# START OF Record set

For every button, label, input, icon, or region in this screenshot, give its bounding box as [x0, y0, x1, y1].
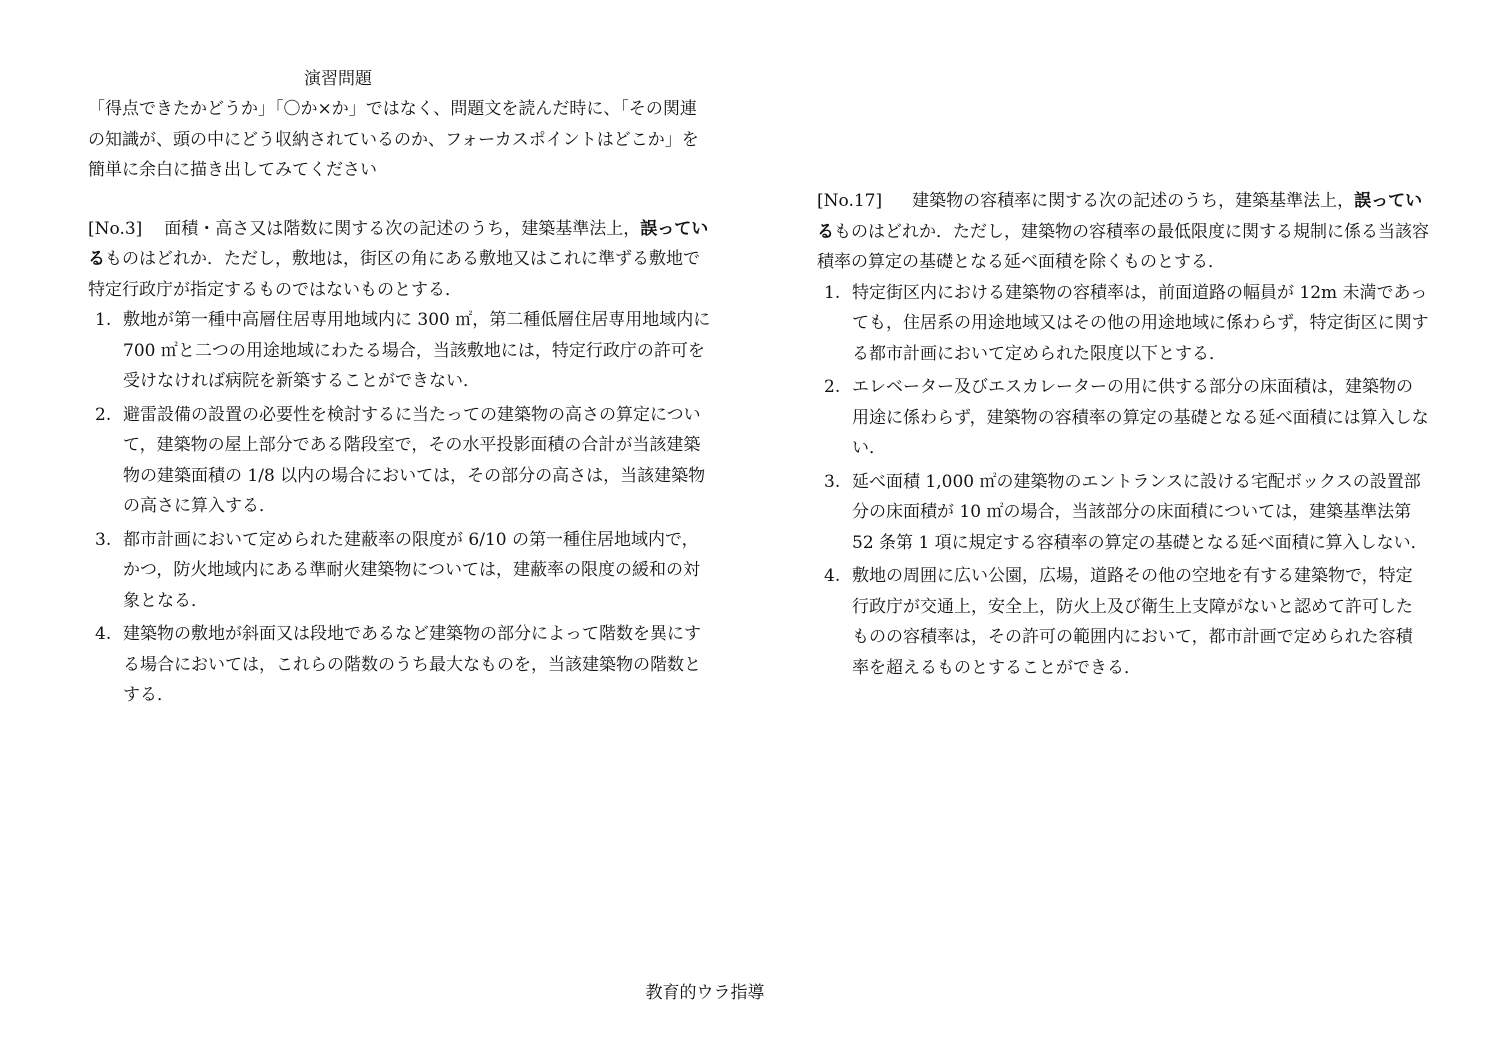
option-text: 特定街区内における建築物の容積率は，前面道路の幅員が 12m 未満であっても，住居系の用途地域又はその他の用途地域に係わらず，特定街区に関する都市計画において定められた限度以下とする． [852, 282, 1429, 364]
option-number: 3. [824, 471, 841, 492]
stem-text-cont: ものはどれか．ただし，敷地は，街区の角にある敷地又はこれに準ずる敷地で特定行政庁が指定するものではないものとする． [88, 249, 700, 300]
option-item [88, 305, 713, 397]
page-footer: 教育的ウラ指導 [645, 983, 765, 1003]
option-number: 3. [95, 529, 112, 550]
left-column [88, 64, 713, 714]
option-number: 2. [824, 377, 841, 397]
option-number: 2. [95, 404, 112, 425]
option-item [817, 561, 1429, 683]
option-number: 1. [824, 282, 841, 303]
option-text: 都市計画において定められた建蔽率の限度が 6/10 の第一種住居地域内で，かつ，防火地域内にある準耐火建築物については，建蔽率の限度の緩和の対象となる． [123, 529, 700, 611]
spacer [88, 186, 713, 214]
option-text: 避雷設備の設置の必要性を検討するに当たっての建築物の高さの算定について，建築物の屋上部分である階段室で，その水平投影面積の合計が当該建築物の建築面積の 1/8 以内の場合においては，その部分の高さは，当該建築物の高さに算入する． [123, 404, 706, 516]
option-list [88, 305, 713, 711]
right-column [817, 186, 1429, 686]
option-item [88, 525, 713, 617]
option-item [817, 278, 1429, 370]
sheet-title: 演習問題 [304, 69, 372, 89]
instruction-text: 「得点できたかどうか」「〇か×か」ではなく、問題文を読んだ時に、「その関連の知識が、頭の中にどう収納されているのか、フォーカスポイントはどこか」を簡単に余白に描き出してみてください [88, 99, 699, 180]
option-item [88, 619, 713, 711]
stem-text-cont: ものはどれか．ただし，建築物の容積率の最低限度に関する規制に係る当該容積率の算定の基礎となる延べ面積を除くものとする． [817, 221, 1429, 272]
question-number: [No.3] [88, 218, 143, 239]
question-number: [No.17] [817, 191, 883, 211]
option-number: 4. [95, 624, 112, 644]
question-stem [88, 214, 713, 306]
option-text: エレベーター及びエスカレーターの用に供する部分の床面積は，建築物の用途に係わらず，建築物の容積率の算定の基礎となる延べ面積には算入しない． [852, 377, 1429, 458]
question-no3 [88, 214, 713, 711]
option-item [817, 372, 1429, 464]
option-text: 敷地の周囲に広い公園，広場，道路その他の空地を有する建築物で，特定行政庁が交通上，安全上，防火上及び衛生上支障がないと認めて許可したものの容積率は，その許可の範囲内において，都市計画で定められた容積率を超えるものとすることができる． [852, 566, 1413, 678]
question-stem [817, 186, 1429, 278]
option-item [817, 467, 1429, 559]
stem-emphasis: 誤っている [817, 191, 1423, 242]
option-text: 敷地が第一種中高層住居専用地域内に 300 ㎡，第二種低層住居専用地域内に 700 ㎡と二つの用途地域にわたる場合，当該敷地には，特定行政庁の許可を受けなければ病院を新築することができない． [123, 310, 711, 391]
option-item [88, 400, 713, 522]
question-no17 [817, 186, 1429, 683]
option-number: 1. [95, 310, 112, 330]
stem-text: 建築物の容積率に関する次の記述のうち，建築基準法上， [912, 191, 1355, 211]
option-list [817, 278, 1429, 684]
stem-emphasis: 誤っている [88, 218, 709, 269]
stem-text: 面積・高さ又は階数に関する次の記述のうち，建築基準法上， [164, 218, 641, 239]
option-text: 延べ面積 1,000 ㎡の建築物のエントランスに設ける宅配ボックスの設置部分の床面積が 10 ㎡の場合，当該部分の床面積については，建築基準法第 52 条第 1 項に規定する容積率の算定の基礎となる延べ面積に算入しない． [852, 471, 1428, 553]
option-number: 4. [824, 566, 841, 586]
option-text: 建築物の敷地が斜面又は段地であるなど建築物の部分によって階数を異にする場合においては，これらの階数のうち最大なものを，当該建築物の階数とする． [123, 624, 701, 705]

# END OF Record set

**Exercise task**
Please go through every row above and change "stem-emphasis" to "stem-highlight" wherever it occurs, leaving everything else the same. Write the rows out again without the pictures.

**In response**
For every button, label, input, icon, or region in this screenshot, give its bounding box as [x0, y0, x1, y1].
option-text: 特定街区内における建築物の容積率は，前面道路の幅員が 12m 未満であっても，住居系の用途地域又はその他の用途地域に係わらず，特定街区に関する都市計画において定められた限度以下とする． [852, 282, 1429, 364]
option-number: 3. [824, 471, 841, 492]
stem-text-cont: ものはどれか．ただし，敷地は，街区の角にある敷地又はこれに準ずる敷地で特定行政庁が指定するものではないものとする． [88, 249, 700, 300]
option-item [88, 305, 713, 397]
page-footer: 教育的ウラ指導 [645, 983, 765, 1003]
option-number: 3. [95, 529, 112, 550]
left-column [88, 64, 713, 714]
option-number: 2. [824, 377, 841, 397]
option-number: 2. [95, 404, 112, 425]
option-item [817, 561, 1429, 683]
option-number: 1. [824, 282, 841, 303]
option-text: 都市計画において定められた建蔽率の限度が 6/10 の第一種住居地域内で，かつ，防火地域内にある準耐火建築物については，建蔽率の限度の緩和の対象となる． [123, 529, 700, 611]
spacer [88, 186, 713, 214]
option-text: 避雷設備の設置の必要性を検討するに当たっての建築物の高さの算定について，建築物の屋上部分である階段室で，その水平投影面積の合計が当該建築物の建築面積の 1/8 以内の場合においては，その部分の高さは，当該建築物の高さに算入する． [123, 404, 706, 516]
option-list [88, 305, 713, 711]
right-column [817, 186, 1429, 686]
option-item [88, 525, 713, 617]
option-item [817, 278, 1429, 370]
sheet-title: 演習問題 [304, 69, 372, 89]
instruction-text: 「得点できたかどうか」「〇か×か」ではなく、問題文を読んだ時に、「その関連の知識が、頭の中にどう収納されているのか、フォーカスポイントはどこか」を簡単に余白に描き出してみてください [88, 99, 699, 180]
option-item [88, 619, 713, 711]
stem-text-cont: ものはどれか．ただし，建築物の容積率の最低限度に関する規制に係る当該容積率の算定の基礎となる延べ面積を除くものとする． [817, 221, 1429, 272]
question-number: [No.3] [88, 218, 143, 239]
question-number: [No.17] [817, 191, 883, 211]
option-number: 4. [95, 624, 112, 644]
question-stem [88, 214, 713, 306]
option-text: エレベーター及びエスカレーターの用に供する部分の床面積は，建築物の用途に係わらず，建築物の容積率の算定の基礎となる延べ面積には算入しない． [852, 377, 1429, 458]
question-no3 [88, 214, 713, 711]
option-item [817, 372, 1429, 464]
option-text: 敷地の周囲に広い公園，広場，道路その他の空地を有する建築物で，特定行政庁が交通上，安全上，防火上及び衛生上支障がないと認めて許可したものの容積率は，その許可の範囲内において，都市計画で定められた容積率を超えるものとすることができる． [852, 566, 1413, 678]
question-stem [817, 186, 1429, 278]
option-item [817, 467, 1429, 559]
stem-highlight: 誤っている [817, 191, 1423, 242]
option-text: 敷地が第一種中高層住居専用地域内に 300 ㎡，第二種低層住居専用地域内に 700 ㎡と二つの用途地域にわたる場合，当該敷地には，特定行政庁の許可を受けなければ病院を新築することができない． [123, 310, 711, 391]
option-item [88, 400, 713, 522]
question-no17 [817, 186, 1429, 683]
option-number: 1. [95, 310, 112, 330]
stem-text: 建築物の容積率に関する次の記述のうち，建築基準法上， [912, 191, 1355, 211]
option-list [817, 278, 1429, 684]
stem-highlight: 誤っている [88, 218, 709, 269]
stem-text: 面積・高さ又は階数に関する次の記述のうち，建築基準法上， [164, 218, 641, 239]
option-text: 延べ面積 1,000 ㎡の建築物のエントランスに設ける宅配ボックスの設置部分の床面積が 10 ㎡の場合，当該部分の床面積については，建築基準法第 52 条第 1 項に規定する容積率の算定の基礎となる延べ面積に算入しない． [852, 471, 1428, 553]
option-number: 4. [824, 566, 841, 586]
option-text: 建築物の敷地が斜面又は段地であるなど建築物の部分によって階数を異にする場合においては，これらの階数のうち最大なものを，当該建築物の階数とする． [123, 624, 701, 705]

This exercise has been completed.